Stored entries —

+ + + + + + +

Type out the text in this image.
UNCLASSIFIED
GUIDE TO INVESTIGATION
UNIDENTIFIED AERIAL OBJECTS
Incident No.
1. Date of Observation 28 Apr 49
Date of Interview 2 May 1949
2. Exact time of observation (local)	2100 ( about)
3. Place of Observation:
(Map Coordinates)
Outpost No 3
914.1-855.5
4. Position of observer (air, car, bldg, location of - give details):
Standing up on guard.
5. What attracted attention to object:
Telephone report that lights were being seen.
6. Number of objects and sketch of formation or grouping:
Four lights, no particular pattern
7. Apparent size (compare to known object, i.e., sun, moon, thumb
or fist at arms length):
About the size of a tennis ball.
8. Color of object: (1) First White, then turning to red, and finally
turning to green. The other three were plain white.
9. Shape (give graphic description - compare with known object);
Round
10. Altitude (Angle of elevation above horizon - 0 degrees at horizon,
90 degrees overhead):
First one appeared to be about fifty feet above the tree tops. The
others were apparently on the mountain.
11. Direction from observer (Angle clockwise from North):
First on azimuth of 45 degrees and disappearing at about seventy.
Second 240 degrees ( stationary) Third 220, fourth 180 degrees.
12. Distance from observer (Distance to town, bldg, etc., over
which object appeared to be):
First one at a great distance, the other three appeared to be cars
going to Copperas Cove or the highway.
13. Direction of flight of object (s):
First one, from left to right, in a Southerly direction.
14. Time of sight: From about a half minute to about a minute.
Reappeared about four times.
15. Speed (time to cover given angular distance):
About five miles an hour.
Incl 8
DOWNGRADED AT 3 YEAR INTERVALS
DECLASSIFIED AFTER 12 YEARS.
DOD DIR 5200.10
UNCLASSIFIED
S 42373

+ + + + + + +

OBJECTIVE — Reproduce the entries above in full by retyping them exactly.

COMPLETE RESPONSE —
Type out the text in this image.
UNCLASSIFIED
GUIDE TO INVESTIGATION
UNIDENTIFIED AERIAL OBJECTS
Incident No.
1. Date of Observation 28 Apr 49
Date of Interview 2 May 1949
2. Exact time of observation (local)	2100 ( about)
3. Place of Observation:
(Map Coordinates)
Outpost No 3
914.1-855.5
4. Position of observer (air, car, bldg, location of - give details):
Standing up on guard.
5. What attracted attention to object:
Telephone report that lights were being seen.
6. Number of objects and sketch of formation or grouping:
Four lights, no particular pattern
7. Apparent size (compare to known object, i.e., sun, moon, thumb
or fist at arms length):
About the size of a tennis ball.
8. Color of object: (1) First White, then turning to red, and finally
turning to green. The other three were plain white.
9. Shape (give graphic description - compare with known object);
Round
10. Altitude (Angle of elevation above horizon - 0 degrees at horizon,
90 degrees overhead):
First one appeared to be about fifty feet above the tree tops. The
others were apparently on the mountain.
11. Direction from observer (Angle clockwise from North):
First on azimuth of 45 degrees and disappearing at about seventy.
Second 240 degrees ( stationary) Third 220, fourth 180 degrees.
12. Distance from observer (Distance to town, bldg, etc., over
which object appeared to be):
First one at a great distance, the other three appeared to be cars
going to Copperas Cove or the highway.
13. Direction of flight of object (s):
First one, from left to right, in a Southerly direction.
14. Time of sight: From about a half minute to about a minute.
Reappeared about four times.
15. Speed (time to cover given angular distance):
About five miles an hour.
Incl 8
DOWNGRADED AT 3 YEAR INTERVALS
DECLASSIFIED AFTER 12 YEARS.
DOD DIR 5200.10
UNCLASSIFIED
S 42373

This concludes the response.